_DO THIS_
List all the lines in these records that hold "согл".

[Start of PROVIDED DATA]

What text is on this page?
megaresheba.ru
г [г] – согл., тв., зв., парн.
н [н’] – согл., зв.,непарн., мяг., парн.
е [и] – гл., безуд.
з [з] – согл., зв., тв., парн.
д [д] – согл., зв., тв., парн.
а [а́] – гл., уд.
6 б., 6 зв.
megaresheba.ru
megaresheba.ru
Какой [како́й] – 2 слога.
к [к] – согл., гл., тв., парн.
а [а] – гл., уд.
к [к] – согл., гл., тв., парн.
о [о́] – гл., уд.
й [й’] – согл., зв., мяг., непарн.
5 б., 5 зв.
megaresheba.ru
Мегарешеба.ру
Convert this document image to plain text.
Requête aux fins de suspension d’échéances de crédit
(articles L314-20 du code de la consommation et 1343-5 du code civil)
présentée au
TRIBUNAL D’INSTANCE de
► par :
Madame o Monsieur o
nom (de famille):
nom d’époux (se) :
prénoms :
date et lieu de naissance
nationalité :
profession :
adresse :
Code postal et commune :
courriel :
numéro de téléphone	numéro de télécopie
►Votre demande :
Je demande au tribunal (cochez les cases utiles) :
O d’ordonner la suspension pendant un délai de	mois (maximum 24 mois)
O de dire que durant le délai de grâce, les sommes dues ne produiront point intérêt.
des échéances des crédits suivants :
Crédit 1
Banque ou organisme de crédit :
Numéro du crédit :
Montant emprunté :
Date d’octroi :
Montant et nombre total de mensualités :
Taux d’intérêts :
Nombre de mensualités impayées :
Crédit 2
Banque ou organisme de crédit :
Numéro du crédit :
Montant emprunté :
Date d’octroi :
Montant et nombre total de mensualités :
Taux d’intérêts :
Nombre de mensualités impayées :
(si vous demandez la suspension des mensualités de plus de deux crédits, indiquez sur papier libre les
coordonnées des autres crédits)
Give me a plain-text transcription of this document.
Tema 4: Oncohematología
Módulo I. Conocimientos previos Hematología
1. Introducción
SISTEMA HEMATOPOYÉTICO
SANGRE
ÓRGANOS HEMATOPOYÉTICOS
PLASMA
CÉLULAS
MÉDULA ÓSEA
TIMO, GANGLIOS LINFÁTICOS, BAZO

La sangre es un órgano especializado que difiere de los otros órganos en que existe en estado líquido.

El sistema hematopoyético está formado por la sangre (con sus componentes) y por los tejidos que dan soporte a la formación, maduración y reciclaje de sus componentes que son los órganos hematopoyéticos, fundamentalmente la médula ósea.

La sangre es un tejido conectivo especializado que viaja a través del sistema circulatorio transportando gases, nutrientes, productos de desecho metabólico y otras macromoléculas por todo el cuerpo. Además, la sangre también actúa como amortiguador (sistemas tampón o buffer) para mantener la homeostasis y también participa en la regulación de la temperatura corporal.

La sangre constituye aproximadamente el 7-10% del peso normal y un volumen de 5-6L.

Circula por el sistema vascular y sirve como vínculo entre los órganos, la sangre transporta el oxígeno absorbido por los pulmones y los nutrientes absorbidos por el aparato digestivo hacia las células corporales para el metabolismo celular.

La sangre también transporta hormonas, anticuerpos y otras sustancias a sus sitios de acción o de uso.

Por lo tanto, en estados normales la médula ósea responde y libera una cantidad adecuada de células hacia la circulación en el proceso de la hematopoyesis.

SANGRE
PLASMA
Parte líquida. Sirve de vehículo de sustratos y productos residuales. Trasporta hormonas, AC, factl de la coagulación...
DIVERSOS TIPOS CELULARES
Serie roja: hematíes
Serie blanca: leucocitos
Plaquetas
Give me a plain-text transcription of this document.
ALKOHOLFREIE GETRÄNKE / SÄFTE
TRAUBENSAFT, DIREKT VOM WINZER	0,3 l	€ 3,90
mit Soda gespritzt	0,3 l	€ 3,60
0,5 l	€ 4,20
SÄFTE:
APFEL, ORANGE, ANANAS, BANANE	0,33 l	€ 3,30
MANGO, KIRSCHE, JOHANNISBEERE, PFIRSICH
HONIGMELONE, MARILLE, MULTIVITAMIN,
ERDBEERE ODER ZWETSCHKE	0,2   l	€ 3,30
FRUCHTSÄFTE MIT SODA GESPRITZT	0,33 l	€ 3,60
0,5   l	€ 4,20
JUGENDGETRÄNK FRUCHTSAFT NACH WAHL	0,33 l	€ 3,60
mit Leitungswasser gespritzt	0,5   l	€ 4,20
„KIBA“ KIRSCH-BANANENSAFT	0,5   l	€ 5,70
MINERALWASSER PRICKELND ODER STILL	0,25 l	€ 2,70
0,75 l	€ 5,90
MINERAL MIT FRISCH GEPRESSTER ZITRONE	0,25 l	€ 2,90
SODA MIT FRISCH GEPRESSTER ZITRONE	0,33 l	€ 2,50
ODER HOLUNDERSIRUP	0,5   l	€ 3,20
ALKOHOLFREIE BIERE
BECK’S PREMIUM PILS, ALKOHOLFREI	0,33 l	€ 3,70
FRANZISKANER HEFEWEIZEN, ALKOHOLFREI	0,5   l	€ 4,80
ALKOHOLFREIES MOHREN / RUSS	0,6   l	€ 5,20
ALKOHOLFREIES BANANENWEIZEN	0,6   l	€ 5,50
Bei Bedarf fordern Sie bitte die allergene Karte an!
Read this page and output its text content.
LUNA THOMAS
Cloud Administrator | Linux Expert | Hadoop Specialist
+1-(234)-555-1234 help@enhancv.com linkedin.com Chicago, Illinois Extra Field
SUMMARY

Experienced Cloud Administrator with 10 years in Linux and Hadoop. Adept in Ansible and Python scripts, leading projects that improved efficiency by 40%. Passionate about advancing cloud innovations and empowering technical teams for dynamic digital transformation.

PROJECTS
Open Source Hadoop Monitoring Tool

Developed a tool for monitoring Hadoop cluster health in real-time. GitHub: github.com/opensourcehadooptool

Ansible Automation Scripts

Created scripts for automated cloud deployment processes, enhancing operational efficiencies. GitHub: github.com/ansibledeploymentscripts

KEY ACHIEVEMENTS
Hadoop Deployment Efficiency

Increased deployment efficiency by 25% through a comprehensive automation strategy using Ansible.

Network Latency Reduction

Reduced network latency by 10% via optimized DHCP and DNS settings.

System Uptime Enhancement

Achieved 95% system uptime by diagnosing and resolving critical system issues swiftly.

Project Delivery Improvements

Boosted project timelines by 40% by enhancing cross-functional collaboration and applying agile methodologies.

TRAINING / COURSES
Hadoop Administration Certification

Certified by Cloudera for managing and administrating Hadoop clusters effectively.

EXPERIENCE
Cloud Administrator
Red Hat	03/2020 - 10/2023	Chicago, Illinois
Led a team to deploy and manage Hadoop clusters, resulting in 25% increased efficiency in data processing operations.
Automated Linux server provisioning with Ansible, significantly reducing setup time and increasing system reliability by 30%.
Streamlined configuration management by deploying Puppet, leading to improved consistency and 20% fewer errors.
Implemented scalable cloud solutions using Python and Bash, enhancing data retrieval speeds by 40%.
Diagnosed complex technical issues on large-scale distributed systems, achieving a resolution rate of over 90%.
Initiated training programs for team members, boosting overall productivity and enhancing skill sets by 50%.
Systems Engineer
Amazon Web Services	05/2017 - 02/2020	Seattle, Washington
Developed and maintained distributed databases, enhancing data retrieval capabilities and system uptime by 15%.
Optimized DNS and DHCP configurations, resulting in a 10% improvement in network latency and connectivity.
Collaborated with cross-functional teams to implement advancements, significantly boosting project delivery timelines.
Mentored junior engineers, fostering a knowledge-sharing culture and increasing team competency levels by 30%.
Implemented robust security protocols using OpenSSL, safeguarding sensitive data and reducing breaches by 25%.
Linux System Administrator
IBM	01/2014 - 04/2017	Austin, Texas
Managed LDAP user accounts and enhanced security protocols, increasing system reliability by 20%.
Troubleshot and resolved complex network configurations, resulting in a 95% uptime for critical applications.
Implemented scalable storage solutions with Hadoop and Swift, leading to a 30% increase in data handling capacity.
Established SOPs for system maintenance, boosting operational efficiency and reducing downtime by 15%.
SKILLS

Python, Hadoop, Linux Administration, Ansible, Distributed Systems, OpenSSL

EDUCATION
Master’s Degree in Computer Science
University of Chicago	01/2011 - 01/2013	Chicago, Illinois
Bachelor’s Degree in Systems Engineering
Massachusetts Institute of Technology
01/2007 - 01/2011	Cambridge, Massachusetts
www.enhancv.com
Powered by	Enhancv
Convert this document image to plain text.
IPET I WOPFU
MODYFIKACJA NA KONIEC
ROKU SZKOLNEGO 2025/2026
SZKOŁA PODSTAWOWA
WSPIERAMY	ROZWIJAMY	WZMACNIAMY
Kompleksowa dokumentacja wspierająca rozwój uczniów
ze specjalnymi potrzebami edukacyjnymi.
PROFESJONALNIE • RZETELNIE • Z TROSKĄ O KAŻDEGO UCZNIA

[End of PROVIDED DATA]

_SOLUTION FOR THIS TASK_
г [г] – согл., тв., зв., парн.
н [н’] – согл., зв.,непарн., мяг., парн.
з [з] – согл., зв., тв., парн.
д [д] – согл., зв., тв., парн.
к [к] – согл., гл., тв., парн.
к [к] – согл., гл., тв., парн.
й [й’] – согл., зв., мяг., непарн.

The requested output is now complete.